## WRITTEN TASK
The entries that follow should be written out exactly.

## DATASET
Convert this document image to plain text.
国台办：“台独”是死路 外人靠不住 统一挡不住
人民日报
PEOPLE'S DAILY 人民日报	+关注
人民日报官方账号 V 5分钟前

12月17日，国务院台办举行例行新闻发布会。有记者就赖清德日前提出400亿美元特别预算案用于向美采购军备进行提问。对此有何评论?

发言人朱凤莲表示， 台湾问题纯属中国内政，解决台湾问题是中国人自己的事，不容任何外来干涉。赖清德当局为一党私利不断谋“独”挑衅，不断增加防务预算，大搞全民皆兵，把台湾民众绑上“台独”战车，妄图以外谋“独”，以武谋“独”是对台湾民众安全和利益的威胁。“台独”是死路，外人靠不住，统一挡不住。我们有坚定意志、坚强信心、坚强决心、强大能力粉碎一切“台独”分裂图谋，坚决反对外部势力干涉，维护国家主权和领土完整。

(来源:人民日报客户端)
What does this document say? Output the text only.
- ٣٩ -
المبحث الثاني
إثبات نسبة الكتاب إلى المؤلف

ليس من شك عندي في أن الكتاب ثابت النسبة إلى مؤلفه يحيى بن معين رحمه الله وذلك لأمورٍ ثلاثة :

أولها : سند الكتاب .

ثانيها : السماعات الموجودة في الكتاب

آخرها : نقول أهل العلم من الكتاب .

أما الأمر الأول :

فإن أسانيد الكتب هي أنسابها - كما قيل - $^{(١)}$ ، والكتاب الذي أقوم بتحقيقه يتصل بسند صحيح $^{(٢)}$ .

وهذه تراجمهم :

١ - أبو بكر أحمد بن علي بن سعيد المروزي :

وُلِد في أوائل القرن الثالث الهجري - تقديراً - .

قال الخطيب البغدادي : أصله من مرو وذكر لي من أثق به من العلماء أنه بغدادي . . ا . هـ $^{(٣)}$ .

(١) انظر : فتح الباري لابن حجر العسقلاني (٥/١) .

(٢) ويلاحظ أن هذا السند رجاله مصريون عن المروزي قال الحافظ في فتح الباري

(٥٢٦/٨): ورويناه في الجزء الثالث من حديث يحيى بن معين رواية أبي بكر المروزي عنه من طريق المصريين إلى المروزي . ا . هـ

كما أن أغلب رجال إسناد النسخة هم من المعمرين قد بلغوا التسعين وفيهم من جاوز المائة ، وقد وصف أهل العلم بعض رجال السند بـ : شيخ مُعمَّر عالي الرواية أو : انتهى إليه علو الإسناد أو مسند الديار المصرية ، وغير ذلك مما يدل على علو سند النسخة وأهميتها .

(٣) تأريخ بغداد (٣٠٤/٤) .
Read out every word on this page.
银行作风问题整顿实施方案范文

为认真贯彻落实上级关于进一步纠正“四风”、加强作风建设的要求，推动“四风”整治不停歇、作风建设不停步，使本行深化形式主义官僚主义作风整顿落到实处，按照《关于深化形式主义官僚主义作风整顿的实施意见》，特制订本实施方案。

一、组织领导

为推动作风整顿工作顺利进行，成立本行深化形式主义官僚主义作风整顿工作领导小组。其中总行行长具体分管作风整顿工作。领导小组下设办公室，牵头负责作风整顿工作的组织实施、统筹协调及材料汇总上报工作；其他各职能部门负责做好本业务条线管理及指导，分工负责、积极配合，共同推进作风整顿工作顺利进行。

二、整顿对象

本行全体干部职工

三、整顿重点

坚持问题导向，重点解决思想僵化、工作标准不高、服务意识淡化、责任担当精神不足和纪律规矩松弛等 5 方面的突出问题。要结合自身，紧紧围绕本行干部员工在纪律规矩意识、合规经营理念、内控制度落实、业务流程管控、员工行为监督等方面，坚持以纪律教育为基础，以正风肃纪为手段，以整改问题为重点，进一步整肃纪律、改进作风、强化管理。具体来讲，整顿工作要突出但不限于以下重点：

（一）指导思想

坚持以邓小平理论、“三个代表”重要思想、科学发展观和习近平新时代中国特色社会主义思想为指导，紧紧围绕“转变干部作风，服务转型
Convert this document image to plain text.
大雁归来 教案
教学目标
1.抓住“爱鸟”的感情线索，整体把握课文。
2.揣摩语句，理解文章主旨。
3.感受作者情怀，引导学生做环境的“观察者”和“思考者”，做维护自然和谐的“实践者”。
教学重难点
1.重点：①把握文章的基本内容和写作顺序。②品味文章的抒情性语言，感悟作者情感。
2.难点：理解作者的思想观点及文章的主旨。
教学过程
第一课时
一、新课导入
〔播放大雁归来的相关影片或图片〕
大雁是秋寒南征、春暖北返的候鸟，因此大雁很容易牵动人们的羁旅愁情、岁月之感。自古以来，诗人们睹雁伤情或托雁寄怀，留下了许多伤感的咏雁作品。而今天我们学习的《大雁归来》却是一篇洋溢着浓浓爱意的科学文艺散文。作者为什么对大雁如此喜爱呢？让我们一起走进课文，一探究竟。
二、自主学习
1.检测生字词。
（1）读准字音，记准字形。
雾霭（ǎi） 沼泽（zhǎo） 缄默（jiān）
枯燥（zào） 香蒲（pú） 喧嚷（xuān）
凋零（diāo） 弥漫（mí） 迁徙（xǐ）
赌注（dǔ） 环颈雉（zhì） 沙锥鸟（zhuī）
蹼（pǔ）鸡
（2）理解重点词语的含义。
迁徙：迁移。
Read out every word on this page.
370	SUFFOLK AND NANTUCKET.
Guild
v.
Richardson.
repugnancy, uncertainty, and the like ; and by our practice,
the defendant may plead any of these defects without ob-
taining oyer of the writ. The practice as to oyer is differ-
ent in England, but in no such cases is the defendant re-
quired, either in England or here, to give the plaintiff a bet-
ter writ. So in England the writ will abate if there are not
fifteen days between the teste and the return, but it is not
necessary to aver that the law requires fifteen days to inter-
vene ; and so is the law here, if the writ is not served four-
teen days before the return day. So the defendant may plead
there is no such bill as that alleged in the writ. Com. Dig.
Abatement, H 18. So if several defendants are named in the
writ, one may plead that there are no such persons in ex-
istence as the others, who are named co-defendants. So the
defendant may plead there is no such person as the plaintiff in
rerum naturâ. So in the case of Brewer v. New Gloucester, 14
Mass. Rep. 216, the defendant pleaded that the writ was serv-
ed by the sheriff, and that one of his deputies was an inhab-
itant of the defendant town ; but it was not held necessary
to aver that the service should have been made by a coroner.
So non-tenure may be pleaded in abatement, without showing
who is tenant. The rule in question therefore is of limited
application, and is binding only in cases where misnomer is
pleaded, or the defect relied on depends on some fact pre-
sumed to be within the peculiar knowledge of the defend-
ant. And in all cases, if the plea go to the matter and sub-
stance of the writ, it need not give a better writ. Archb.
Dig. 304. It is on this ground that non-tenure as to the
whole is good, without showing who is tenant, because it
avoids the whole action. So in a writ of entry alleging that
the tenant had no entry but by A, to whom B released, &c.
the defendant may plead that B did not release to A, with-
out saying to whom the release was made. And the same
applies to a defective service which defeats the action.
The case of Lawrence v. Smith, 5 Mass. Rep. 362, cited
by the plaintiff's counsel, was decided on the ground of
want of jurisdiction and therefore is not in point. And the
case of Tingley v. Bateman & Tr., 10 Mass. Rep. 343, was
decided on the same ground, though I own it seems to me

## ANSWER TO THE EXERCISE
Convert this document image to plain text.
国台办：“台独”是死路 外人靠不住 统一挡不住
人民日报
PEOPLE'S DAILY 人民日报	+关注
人民日报官方账号 V 5分钟前

12月17日，国务院台办举行例行新闻发布会。有记者就赖清德日前提出400亿美元特别预算案用于向美采购军备进行提问。对此有何评论?

发言人朱凤莲表示， 台湾问题纯属中国内政，解决台湾问题是中国人自己的事，不容任何外来干涉。赖清德当局为一党私利不断谋“独”挑衅，不断增加防务预算，大搞全民皆兵，把台湾民众绑上“台独”战车，妄图以外谋“独”，以武谋“独”是对台湾民众安全和利益的威胁。“台独”是死路，外人靠不住，统一挡不住。我们有坚定意志、坚强信心、坚强决心、强大能力粉碎一切“台独”分裂图谋，坚决反对外部势力干涉，维护国家主权和领土完整。

(来源:人民日报客户端)
What does this document say? Output the text only.
- ٣٩ -
المبحث الثاني
إثبات نسبة الكتاب إلى المؤلف

ليس من شك عندي في أن الكتاب ثابت النسبة إلى مؤلفه يحيى بن معين رحمه الله وذلك لأمورٍ ثلاثة :

أولها : سند الكتاب .

ثانيها : السماعات الموجودة في الكتاب

آخرها : نقول أهل العلم من الكتاب .

أما الأمر الأول :

فإن أسانيد الكتب هي أنسابها - كما قيل - $^{(١)}$ ، والكتاب الذي أقوم بتحقيقه يتصل بسند صحيح $^{(٢)}$ .

وهذه تراجمهم :

١ - أبو بكر أحمد بن علي بن سعيد المروزي :

وُلِد في أوائل القرن الثالث الهجري - تقديراً - .

قال الخطيب البغدادي : أصله من مرو وذكر لي من أثق به من العلماء أنه بغدادي . . ا . هـ $^{(٣)}$ .

(١) انظر : فتح الباري لابن حجر العسقلاني (٥/١) .

(٢) ويلاحظ أن هذا السند رجاله مصريون عن المروزي قال الحافظ في فتح الباري

(٥٢٦/٨): ورويناه في الجزء الثالث من حديث يحيى بن معين رواية أبي بكر المروزي عنه من طريق المصريين إلى المروزي . ا . هـ

كما أن أغلب رجال إسناد النسخة هم من المعمرين قد بلغوا التسعين وفيهم من جاوز المائة ، وقد وصف أهل العلم بعض رجال السند بـ : شيخ مُعمَّر عالي الرواية أو : انتهى إليه علو الإسناد أو مسند الديار المصرية ، وغير ذلك مما يدل على علو سند النسخة وأهميتها .

(٣) تأريخ بغداد (٣٠٤/٤) .
Read out every word on this page.
银行作风问题整顿实施方案范文

为认真贯彻落实上级关于进一步纠正“四风”、加强作风建设的要求，推动“四风”整治不停歇、作风建设不停步，使本行深化形式主义官僚主义作风整顿落到实处，按照《关于深化形式主义官僚主义作风整顿的实施意见》，特制订本实施方案。

一、组织领导

为推动作风整顿工作顺利进行，成立本行深化形式主义官僚主义作风整顿工作领导小组。其中总行行长具体分管作风整顿工作。领导小组下设办公室，牵头负责作风整顿工作的组织实施、统筹协调及材料汇总上报工作；其他各职能部门负责做好本业务条线管理及指导，分工负责、积极配合，共同推进作风整顿工作顺利进行。

二、整顿对象

本行全体干部职工

三、整顿重点

坚持问题导向，重点解决思想僵化、工作标准不高、服务意识淡化、责任担当精神不足和纪律规矩松弛等 5 方面的突出问题。要结合自身，紧紧围绕本行干部员工在纪律规矩意识、合规经营理念、内控制度落实、业务流程管控、员工行为监督等方面，坚持以纪律教育为基础，以正风肃纪为手段，以整改问题为重点，进一步整肃纪律、改进作风、强化管理。具体来讲，整顿工作要突出但不限于以下重点：

（一）指导思想

坚持以邓小平理论、“三个代表”重要思想、科学发展观和习近平新时代中国特色社会主义思想为指导，紧紧围绕“转变干部作风，服务转型
Convert this document image to plain text.
大雁归来 教案
教学目标
1.抓住“爱鸟”的感情线索，整体把握课文。
2.揣摩语句，理解文章主旨。
3.感受作者情怀，引导学生做环境的“观察者”和“思考者”，做维护自然和谐的“实践者”。
教学重难点
1.重点：①把握文章的基本内容和写作顺序。②品味文章的抒情性语言，感悟作者情感。
2.难点：理解作者的思想观点及文章的主旨。
教学过程
第一课时
一、新课导入
〔播放大雁归来的相关影片或图片〕
大雁是秋寒南征、春暖北返的候鸟，因此大雁很容易牵动人们的羁旅愁情、岁月之感。自古以来，诗人们睹雁伤情或托雁寄怀，留下了许多伤感的咏雁作品。而今天我们学习的《大雁归来》却是一篇洋溢着浓浓爱意的科学文艺散文。作者为什么对大雁如此喜爱呢？让我们一起走进课文，一探究竟。
二、自主学习
1.检测生字词。
（1）读准字音，记准字形。
雾霭（ǎi） 沼泽（zhǎo） 缄默（jiān）
枯燥（zào） 香蒲（pú） 喧嚷（xuān）
凋零（diāo） 弥漫（mí） 迁徙（xǐ）
赌注（dǔ） 环颈雉（zhì） 沙锥鸟（zhuī）
蹼（pǔ）鸡
（2）理解重点词语的含义。
迁徙：迁移。
Read out every word on this page.
370	SUFFOLK AND NANTUCKET.
Guild
v.
Richardson.
repugnancy, uncertainty, and the like ; and by our practice,
the defendant may plead any of these defects without ob-
taining oyer of the writ. The practice as to oyer is differ-
ent in England, but in no such cases is the defendant re-
quired, either in England or here, to give the plaintiff a bet-
ter writ. So in England the writ will abate if there are not
fifteen days between the teste and the return, but it is not
necessary to aver that the law requires fifteen days to inter-
vene ; and so is the law here, if the writ is not served four-
teen days before the return day. So the defendant may plead
there is no such bill as that alleged in the writ. Com. Dig.
Abatement, H 18. So if several defendants are named in the
writ, one may plead that there are no such persons in ex-
istence as the others, who are named co-defendants. So the
defendant may plead there is no such person as the plaintiff in
rerum naturâ. So in the case of Brewer v. New Gloucester, 14
Mass. Rep. 216, the defendant pleaded that the writ was serv-
ed by the sheriff, and that one of his deputies was an inhab-
itant of the defendant town ; but it was not held necessary
to aver that the service should have been made by a coroner.
So non-tenure may be pleaded in abatement, without showing
who is tenant. The rule in question therefore is of limited
application, and is binding only in cases where misnomer is
pleaded, or the defect relied on depends on some fact pre-
sumed to be within the peculiar knowledge of the defend-
ant. And in all cases, if the plea go to the matter and sub-
stance of the writ, it need not give a better writ. Archb.
Dig. 304. It is on this ground that non-tenure as to the
whole is good, without showing who is tenant, because it
avoids the whole action. So in a writ of entry alleging that
the tenant had no entry but by A, to whom B released, &c.
the defendant may plead that B did not release to A, with-
out saying to whom the release was made. And the same
applies to a defective service which defeats the action.
The case of Lawrence v. Smith, 5 Mass. Rep. 362, cited
by the plaintiff's counsel, was decided on the ground of
want of jurisdiction and therefore is not in point. And the
case of Tingley v. Bateman & Tr., 10 Mass. Rep. 343, was
decided on the same ground, though I own it seems to me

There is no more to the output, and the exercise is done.